>> Begin RECORD LIST

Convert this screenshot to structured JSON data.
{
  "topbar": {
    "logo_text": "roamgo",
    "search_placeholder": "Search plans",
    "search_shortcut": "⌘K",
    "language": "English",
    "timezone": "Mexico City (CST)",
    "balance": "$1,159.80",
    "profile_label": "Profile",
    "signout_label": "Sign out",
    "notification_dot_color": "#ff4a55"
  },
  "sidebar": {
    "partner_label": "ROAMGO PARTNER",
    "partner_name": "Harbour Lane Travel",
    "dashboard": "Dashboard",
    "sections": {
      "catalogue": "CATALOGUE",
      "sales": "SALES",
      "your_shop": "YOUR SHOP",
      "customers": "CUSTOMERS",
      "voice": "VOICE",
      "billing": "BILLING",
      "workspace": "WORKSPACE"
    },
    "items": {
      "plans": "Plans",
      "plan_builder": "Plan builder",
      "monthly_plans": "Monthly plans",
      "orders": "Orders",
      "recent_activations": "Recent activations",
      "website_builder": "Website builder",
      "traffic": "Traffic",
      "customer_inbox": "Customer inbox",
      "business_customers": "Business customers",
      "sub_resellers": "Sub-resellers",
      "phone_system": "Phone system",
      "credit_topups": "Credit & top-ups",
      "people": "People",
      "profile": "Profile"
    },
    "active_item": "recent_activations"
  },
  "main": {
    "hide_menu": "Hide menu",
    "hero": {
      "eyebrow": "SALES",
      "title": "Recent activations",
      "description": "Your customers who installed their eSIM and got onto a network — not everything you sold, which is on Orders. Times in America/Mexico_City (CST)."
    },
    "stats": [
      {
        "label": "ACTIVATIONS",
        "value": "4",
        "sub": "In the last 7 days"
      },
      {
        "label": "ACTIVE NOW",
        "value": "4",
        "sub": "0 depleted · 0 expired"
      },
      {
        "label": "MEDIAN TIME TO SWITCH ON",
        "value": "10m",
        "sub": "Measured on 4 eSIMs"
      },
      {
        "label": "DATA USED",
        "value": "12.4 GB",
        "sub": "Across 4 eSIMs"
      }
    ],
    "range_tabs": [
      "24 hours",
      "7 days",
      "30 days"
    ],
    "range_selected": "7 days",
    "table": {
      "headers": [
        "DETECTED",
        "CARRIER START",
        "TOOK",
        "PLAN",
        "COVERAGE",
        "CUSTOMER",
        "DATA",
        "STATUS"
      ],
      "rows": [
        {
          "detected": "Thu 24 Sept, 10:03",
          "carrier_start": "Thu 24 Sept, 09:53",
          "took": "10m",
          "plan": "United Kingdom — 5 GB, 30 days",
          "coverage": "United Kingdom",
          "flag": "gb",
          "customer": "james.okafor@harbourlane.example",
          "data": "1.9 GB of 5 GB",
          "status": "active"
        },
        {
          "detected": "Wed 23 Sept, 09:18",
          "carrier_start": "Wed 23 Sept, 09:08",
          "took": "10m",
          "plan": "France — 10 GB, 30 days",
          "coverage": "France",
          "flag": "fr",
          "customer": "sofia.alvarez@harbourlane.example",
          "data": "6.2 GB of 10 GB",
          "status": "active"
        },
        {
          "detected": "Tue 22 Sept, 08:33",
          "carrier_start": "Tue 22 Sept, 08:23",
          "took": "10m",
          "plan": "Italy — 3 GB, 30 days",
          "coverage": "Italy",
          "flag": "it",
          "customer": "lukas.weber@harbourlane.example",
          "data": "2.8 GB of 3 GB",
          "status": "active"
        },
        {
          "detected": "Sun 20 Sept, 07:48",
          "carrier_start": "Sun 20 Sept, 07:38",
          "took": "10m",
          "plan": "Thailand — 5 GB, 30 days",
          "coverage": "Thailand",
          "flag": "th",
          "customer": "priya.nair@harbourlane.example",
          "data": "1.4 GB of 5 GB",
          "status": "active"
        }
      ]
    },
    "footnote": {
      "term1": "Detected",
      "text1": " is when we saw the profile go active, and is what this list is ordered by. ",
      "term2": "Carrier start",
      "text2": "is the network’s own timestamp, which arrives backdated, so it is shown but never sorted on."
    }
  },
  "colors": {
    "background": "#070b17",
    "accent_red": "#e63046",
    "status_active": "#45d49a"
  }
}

>> End RECORD LIST

_TASK INSTRUCTIONS_
How many lines in the records hold the string "Thailand"? Reply with the number alone.

_SOLUTION_
2